**Job 1**
Please copy the passage of the LG G4 review starting at "In GFXBench, we" and ending at "the Adreno 330.".

**Text**
· · · · ·
The LG G4 Reviewby Joshua Ho on July 30, 2015 10:00 AM EST
- Posted in
- Snapdragon 808
- LG G4
System Performance Cont'd
While we’ve seen how the LG G4 performs in some general system workloads, in the interest of focusing a bit more strongly on GPU performance and gaming workloads we’ve also run a suite of benchmarks that are closer to mobile games in terms of workload and more strongly emphasize GPU performance. These tests are usually representative of burst/turbo performance. Those interested in steady-state performance can take a look at our extended rundown tests in the battery life section.
In GFXBench, we can see that the Adreno 418 GPU is a definite step up from the Adreno 330 in the Snapdragon 801, but not quite at the level of the Snapdragon 805's Adreno 420. As a result, on-screen performance is similar to the Snapdragon 800's Adreno 330. This seems to hold in both tests, which suggests that the balance between shader hardware and texturing hardware is relatively similar to the Adreno 330.
3DMark is a bit of an odd test in the sense that the factors that influence performance in the test are generally hard to predict, but we see a significant deficit in the physics test as it seems to be strongly influenced by main memory latency as the test is cache-unfriendly. The graphics test also indicates a minor improvement over the Snapdragon 801, likely due to differences in architecture from the Adreno 330 to 418 that are coming through in this test. At any rate, the end result is that the G4 ends up around the same level as Snapdragon 801 devices.
· · · · ·
**Information provided**
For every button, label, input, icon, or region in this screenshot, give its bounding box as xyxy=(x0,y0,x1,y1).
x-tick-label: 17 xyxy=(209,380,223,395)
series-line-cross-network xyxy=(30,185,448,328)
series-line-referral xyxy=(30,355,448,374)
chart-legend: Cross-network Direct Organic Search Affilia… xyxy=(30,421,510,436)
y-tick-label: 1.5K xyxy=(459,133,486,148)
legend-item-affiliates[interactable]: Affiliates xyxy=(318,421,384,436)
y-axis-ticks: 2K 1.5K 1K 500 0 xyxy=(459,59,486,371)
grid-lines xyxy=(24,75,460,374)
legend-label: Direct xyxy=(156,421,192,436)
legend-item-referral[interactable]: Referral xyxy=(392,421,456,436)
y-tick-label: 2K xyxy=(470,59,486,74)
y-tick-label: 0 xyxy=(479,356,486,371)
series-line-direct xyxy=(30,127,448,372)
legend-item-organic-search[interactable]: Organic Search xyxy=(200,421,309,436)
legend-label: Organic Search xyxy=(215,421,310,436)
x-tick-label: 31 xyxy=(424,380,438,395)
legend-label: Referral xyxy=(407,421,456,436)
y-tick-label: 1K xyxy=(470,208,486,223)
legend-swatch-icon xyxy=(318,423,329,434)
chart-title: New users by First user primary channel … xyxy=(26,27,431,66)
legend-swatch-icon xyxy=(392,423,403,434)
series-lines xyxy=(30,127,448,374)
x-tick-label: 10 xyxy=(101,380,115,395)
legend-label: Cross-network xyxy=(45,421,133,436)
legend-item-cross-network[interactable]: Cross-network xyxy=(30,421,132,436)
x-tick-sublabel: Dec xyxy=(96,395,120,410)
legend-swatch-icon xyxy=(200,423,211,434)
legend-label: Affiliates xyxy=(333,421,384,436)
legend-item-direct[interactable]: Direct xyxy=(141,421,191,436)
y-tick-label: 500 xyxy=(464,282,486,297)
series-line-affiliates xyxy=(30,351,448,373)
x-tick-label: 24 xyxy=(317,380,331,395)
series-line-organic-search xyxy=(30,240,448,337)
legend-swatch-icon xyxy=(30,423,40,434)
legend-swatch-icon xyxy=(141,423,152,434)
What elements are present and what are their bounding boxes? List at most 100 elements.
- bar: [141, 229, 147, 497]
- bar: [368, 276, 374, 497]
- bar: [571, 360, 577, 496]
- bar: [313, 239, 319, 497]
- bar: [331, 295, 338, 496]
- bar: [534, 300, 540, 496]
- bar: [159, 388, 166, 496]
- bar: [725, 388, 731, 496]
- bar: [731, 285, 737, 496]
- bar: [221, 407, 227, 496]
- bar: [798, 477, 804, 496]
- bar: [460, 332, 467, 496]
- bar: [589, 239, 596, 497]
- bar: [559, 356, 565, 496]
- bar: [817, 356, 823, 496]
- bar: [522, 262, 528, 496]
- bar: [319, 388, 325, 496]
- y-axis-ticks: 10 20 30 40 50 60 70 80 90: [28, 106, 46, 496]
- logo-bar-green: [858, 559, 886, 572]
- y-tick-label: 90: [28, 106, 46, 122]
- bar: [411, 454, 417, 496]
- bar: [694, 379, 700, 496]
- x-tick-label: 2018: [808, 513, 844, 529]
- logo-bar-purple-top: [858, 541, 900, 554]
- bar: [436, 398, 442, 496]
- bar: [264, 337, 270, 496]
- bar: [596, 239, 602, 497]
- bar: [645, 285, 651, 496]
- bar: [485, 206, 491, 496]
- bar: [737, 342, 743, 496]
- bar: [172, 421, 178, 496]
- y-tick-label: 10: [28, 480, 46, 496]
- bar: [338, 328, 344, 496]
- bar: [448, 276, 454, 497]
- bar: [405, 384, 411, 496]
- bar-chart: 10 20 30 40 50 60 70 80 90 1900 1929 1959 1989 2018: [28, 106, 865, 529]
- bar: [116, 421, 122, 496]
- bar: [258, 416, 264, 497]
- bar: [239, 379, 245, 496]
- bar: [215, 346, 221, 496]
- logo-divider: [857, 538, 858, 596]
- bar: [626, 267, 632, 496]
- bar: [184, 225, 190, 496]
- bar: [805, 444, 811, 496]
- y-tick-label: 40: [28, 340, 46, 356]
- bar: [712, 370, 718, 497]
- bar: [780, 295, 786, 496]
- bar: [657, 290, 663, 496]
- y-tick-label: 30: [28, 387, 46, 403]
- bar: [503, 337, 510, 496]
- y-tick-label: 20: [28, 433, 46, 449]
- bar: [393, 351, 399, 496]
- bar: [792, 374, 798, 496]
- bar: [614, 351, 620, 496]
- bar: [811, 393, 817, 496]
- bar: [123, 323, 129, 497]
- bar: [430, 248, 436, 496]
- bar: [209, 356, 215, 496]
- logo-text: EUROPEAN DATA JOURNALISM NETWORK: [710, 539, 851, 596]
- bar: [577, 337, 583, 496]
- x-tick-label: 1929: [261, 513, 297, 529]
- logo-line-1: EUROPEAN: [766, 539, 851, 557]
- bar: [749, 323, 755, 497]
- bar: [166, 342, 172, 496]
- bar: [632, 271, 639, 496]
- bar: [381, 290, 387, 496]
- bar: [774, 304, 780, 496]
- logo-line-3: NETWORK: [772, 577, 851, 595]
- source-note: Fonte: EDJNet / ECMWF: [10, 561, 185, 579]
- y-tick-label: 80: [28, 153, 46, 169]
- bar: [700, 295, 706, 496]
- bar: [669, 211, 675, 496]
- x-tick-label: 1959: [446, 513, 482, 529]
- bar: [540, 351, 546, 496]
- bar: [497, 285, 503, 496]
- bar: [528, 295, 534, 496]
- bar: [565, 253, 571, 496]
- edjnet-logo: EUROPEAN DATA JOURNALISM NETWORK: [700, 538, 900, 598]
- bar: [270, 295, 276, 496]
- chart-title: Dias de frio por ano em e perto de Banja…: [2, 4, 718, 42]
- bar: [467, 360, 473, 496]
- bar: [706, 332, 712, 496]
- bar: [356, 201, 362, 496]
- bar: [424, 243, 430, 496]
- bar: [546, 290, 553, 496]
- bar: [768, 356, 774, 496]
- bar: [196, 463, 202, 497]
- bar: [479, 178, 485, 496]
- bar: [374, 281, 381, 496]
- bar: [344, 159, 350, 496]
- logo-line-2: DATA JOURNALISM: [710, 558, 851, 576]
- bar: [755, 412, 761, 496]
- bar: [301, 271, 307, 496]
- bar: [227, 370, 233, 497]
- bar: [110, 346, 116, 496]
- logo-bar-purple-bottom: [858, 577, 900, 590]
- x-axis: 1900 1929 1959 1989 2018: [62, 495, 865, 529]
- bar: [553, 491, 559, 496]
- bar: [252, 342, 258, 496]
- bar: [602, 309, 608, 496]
· · · · ·
**Job 2**
Write out the entries again, starting at the first line and ending at the line containing "legend-swatch-icon xyxy=(141,423,152,434)", including both. Replace every "legend-swatch-icon" with "legend-color-box" and change nothing else.

**Full solution 1**
In GFXBench, we can see that the Adreno 418 GPU is a definite step up from the Adreno 330 in the Snapdragon 801, but not quite at the level of the Snapdragon 805's Adreno 420. As a result, on-screen performance is similar to the Snapdragon 800's Adreno 330. This seems to hold in both tests, which suggests that the balance between shader hardware and texturing hardware is relatively similar to the Adreno 330.

**Full solution 2**
For every button, label, input, icon, or region in this screenshot, give its bounding box as xyxy=(x0,y0,x1,y1).
x-tick-label: 17 xyxy=(209,380,223,395)
series-line-cross-network xyxy=(30,185,448,328)
series-line-referral xyxy=(30,355,448,374)
chart-legend: Cross-network Direct Organic Search Affilia… xyxy=(30,421,510,436)
y-tick-label: 1.5K xyxy=(459,133,486,148)
legend-item-affiliates[interactable]: Affiliates xyxy=(318,421,384,436)
y-axis-ticks: 2K 1.5K 1K 500 0 xyxy=(459,59,486,371)
grid-lines xyxy=(24,75,460,374)
legend-label: Direct xyxy=(156,421,192,436)
legend-item-referral[interactable]: Referral xyxy=(392,421,456,436)
y-tick-label: 2K xyxy=(470,59,486,74)
y-tick-label: 0 xyxy=(479,356,486,371)
series-line-direct xyxy=(30,127,448,372)
legend-item-organic-search[interactable]: Organic Search xyxy=(200,421,309,436)
legend-label: Organic Search xyxy=(215,421,310,436)
x-tick-label: 31 xyxy=(424,380,438,395)
legend-label: Referral xyxy=(407,421,456,436)
y-tick-label: 1K xyxy=(470,208,486,223)
legend-color-box xyxy=(318,423,329,434)
chart-title: New users by First user primary channel … xyxy=(26,27,431,66)
legend-color-box xyxy=(392,423,403,434)
series-lines xyxy=(30,127,448,374)
x-tick-label: 10 xyxy=(101,380,115,395)
legend-label: Cross-network xyxy=(45,421,133,436)
legend-item-cross-network[interactable]: Cross-network xyxy=(30,421,132,436)
x-tick-sublabel: Dec xyxy=(96,395,120,410)
legend-color-box xyxy=(200,423,211,434)
legend-label: Affiliates xyxy=(333,421,384,436)
legend-item-direct[interactable]: Direct xyxy=(141,421,191,436)
y-tick-label: 500 xyxy=(464,282,486,297)
series-line-affiliates xyxy=(30,351,448,373)
x-tick-label: 24 xyxy=(317,380,331,395)
series-line-organic-search xyxy=(30,240,448,337)
legend-color-box xyxy=(30,423,40,434)
legend-color-box xyxy=(141,423,152,434)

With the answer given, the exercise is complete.